### TASK PROMPT:
Look through the listing below and report how many lines contain "width", as a bare number.

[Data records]
§

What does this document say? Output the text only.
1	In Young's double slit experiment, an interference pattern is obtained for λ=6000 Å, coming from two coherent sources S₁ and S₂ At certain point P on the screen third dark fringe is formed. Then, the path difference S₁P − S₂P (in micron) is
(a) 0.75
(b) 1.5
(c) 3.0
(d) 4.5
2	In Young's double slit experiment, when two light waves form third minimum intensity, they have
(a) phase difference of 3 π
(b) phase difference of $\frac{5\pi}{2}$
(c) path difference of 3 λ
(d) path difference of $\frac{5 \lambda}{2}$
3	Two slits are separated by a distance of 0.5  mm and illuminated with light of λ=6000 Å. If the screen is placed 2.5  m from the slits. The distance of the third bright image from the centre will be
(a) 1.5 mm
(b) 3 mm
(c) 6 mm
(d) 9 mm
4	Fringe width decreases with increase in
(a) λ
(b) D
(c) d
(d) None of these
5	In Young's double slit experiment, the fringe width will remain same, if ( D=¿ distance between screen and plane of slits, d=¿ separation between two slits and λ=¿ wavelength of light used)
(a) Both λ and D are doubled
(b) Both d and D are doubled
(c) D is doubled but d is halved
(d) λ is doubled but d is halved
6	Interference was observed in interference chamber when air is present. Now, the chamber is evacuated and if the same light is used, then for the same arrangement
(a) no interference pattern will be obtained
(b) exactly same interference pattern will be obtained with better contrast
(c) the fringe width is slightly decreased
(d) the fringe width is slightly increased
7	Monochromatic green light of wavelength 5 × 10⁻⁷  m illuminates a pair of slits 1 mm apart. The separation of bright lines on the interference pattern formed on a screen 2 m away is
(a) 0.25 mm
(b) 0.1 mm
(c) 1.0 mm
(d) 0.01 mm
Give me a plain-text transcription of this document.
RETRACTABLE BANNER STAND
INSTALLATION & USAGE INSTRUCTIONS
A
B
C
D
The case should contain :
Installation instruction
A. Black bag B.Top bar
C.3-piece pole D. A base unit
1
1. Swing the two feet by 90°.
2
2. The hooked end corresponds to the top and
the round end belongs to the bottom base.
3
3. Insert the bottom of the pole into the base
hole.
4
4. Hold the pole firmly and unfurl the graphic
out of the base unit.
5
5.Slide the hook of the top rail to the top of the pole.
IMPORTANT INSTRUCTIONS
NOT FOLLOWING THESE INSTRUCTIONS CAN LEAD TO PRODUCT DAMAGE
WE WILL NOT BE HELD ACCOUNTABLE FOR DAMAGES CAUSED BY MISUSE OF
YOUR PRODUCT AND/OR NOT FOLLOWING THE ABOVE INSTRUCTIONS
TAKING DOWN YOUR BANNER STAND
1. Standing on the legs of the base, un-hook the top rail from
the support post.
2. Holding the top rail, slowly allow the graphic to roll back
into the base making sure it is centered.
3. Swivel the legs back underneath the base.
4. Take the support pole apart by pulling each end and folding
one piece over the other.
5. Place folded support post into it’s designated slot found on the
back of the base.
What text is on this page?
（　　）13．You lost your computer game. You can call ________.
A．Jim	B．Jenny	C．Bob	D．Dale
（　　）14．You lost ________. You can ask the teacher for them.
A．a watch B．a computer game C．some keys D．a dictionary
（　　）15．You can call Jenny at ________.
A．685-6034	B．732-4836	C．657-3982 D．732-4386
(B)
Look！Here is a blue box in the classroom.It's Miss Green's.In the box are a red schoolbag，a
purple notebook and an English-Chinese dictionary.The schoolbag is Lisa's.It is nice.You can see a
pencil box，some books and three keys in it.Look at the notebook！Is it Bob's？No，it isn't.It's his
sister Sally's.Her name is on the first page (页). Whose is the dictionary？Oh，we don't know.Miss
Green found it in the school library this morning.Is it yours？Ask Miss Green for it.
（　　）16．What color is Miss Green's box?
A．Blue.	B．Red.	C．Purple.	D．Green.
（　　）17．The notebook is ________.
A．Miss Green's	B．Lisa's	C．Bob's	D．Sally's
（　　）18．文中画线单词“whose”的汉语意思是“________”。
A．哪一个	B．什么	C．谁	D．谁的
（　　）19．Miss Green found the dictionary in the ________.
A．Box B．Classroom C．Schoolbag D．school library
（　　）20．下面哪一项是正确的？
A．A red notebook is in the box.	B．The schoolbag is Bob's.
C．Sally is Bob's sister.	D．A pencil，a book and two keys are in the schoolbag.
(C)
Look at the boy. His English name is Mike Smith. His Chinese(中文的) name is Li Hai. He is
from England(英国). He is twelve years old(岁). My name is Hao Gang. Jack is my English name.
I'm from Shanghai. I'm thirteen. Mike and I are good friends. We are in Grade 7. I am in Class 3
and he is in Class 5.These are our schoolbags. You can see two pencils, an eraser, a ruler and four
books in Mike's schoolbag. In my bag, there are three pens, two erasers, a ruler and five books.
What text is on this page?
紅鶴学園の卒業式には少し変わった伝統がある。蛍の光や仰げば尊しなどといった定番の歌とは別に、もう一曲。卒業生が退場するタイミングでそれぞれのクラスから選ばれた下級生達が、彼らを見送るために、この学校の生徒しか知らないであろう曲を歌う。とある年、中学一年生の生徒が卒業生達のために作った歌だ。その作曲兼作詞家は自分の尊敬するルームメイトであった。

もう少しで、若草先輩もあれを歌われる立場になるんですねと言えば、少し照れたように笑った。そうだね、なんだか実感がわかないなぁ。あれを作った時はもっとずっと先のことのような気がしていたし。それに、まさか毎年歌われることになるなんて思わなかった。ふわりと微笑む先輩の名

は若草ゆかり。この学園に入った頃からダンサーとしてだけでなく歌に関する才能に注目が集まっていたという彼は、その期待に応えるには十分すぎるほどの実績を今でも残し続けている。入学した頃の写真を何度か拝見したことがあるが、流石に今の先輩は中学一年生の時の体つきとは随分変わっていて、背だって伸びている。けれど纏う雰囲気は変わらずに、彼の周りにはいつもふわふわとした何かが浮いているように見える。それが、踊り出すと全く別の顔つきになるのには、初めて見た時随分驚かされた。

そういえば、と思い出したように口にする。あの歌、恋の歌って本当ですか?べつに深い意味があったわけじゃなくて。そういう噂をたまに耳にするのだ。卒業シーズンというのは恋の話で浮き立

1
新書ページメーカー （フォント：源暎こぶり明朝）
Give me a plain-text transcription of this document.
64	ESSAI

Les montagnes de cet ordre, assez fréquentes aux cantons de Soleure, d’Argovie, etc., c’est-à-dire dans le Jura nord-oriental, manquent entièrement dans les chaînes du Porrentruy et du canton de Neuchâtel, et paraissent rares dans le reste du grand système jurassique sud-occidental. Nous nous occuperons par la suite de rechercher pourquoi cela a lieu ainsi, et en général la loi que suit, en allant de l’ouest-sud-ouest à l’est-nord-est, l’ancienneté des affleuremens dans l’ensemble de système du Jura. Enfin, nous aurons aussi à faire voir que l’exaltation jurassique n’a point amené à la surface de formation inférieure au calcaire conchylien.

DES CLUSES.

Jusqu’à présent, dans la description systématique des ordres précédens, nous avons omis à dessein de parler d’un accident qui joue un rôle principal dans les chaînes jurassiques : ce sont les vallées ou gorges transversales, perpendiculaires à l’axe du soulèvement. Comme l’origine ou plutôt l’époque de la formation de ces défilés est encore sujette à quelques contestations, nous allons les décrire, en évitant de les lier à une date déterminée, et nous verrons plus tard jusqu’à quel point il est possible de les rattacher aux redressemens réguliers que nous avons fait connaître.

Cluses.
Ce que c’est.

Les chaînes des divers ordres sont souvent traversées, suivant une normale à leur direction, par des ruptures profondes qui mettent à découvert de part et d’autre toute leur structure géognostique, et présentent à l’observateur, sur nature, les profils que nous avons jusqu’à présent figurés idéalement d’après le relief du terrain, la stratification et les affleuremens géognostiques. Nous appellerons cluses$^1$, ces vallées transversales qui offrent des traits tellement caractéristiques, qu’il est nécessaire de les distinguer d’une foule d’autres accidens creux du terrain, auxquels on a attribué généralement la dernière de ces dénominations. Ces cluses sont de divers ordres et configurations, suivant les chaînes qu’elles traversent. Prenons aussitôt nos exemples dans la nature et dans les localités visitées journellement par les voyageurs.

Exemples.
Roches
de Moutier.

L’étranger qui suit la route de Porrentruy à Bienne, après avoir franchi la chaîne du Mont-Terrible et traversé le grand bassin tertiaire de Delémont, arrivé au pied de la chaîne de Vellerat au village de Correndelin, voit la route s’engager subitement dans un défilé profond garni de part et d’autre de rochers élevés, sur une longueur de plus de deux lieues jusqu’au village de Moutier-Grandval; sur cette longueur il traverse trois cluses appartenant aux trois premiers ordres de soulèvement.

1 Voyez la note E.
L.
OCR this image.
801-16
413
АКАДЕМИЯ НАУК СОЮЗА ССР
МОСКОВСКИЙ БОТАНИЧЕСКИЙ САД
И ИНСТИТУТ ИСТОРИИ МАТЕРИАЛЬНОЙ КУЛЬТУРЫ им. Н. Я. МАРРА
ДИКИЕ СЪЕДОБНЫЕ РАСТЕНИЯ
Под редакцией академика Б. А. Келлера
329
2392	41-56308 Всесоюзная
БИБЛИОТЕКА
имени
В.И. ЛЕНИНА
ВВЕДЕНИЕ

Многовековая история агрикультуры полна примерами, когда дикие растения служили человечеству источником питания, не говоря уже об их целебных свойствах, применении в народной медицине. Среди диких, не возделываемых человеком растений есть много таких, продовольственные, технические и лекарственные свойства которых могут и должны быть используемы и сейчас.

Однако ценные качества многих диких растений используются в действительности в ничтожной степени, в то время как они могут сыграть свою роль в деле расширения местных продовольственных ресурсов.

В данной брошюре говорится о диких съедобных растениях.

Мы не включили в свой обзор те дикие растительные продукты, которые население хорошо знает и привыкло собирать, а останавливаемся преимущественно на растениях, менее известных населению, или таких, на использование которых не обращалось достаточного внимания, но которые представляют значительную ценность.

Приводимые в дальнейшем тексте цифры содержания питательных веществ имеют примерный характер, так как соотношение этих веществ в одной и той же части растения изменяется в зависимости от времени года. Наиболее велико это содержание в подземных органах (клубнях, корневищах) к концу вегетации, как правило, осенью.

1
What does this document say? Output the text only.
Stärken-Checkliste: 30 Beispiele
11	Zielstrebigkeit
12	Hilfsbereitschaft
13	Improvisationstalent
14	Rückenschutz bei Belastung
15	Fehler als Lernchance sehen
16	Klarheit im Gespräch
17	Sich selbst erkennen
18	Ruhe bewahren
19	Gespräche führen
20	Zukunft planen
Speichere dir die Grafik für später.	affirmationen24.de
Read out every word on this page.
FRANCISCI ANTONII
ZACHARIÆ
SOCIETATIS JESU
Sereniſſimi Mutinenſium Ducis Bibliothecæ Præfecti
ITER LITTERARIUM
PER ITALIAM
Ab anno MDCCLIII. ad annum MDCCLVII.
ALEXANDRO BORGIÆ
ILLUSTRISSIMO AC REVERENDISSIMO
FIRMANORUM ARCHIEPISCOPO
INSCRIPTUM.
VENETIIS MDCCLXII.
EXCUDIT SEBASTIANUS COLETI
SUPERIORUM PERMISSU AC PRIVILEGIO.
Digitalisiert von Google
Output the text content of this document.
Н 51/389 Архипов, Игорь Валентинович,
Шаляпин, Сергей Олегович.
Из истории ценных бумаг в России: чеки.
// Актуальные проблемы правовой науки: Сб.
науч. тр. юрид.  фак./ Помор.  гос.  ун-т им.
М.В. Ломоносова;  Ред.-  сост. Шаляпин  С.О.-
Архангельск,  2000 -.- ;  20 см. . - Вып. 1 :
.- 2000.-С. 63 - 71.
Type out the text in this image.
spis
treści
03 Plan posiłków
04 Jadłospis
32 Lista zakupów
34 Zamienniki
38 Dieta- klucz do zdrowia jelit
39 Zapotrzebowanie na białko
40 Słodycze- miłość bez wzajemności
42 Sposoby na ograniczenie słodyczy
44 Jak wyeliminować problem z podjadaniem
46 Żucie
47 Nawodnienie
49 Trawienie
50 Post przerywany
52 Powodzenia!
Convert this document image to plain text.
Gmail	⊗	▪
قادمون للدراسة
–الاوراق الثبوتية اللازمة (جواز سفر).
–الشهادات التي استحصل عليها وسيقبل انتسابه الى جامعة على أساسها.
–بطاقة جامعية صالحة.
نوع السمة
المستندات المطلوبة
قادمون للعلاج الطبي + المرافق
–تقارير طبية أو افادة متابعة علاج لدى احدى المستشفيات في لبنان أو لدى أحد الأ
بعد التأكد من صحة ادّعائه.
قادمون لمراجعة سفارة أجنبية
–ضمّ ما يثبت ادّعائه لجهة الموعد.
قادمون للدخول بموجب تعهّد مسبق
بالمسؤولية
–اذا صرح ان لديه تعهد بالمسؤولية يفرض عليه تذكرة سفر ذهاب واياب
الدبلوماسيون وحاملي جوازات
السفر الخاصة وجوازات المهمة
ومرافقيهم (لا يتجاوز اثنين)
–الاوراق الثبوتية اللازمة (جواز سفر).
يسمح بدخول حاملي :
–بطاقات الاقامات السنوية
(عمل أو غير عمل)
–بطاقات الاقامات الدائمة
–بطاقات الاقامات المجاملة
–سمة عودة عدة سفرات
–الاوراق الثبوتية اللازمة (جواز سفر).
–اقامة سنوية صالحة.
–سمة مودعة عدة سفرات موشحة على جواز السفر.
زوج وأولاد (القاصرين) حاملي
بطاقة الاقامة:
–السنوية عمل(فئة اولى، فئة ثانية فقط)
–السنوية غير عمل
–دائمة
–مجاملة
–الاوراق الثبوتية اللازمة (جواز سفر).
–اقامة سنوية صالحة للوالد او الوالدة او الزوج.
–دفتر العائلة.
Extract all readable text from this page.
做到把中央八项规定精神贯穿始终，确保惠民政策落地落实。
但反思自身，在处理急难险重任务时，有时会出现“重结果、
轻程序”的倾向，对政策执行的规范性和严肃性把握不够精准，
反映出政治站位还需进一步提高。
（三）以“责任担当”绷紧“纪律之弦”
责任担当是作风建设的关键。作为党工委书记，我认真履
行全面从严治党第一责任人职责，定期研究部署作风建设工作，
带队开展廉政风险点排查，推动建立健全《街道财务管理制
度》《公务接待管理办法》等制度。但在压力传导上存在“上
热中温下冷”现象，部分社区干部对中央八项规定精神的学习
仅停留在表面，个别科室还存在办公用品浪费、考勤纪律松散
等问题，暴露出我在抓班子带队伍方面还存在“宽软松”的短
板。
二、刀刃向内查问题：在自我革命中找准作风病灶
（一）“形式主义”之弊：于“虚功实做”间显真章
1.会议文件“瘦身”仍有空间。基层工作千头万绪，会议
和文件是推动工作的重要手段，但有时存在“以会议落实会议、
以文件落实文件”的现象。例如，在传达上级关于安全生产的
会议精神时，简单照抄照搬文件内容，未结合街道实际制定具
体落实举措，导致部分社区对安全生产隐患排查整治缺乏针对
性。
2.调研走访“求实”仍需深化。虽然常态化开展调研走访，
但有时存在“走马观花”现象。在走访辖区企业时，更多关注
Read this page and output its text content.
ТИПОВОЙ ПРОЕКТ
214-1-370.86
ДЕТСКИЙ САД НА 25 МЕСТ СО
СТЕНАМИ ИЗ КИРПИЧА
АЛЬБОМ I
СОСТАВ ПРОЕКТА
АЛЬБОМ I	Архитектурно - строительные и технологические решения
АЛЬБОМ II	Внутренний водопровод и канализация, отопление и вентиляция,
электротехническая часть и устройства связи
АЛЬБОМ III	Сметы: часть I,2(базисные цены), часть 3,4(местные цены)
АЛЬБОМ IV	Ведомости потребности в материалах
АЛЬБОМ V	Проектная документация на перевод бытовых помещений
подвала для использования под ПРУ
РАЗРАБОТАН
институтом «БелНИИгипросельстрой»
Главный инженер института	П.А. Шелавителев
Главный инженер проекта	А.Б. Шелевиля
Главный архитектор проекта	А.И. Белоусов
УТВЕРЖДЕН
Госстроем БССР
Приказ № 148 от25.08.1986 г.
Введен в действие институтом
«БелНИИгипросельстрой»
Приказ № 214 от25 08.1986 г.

§

### WRITTEN ANSWER:
4